[DATASET ROWS]:
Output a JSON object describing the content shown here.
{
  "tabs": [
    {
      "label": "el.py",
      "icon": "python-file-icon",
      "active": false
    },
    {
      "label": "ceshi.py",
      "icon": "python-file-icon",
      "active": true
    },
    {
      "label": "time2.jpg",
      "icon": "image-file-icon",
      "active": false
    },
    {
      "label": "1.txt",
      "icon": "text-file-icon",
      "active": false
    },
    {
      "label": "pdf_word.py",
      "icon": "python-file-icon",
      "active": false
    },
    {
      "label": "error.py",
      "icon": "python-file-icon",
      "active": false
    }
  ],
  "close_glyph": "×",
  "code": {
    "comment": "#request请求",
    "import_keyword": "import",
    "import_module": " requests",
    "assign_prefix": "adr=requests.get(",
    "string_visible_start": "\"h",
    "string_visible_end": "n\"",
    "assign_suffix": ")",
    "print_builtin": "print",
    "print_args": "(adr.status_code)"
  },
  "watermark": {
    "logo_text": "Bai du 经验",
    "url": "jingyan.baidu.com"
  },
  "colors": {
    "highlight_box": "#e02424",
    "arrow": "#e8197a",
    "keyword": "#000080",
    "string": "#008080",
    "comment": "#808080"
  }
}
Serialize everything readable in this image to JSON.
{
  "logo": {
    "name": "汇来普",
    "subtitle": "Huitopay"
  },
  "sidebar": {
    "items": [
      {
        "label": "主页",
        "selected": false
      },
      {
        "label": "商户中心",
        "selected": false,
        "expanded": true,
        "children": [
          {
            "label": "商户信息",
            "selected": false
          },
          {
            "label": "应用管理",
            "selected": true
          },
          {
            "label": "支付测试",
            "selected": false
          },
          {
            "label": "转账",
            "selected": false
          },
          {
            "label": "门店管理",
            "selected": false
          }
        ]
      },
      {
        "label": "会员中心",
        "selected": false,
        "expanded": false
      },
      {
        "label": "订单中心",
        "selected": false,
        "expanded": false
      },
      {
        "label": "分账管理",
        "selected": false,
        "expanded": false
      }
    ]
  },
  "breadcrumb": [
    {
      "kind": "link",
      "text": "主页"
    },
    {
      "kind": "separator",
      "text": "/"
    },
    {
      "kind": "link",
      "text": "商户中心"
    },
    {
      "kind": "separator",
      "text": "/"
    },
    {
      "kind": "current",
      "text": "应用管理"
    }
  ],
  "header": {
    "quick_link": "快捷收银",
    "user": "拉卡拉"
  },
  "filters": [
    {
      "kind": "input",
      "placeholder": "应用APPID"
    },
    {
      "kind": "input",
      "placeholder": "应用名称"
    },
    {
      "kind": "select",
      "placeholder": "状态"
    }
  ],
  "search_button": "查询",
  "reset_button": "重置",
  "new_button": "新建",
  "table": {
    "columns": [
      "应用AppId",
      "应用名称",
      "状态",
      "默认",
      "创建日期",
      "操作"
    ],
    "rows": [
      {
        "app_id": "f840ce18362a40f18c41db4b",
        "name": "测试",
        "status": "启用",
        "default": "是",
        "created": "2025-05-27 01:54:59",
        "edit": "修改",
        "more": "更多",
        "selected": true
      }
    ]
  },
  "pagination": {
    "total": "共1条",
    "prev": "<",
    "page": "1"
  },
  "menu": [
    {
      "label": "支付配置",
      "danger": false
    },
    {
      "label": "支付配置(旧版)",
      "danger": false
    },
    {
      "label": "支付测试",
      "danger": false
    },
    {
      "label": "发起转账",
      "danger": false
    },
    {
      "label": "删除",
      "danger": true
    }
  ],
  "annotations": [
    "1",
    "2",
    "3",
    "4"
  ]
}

[GOAL]:
Which lines contain "image"? Copy each of them.

[FULL SOLUTION]:
      "icon": "image-file-icon",
Serialize everything readable in this image to JSON.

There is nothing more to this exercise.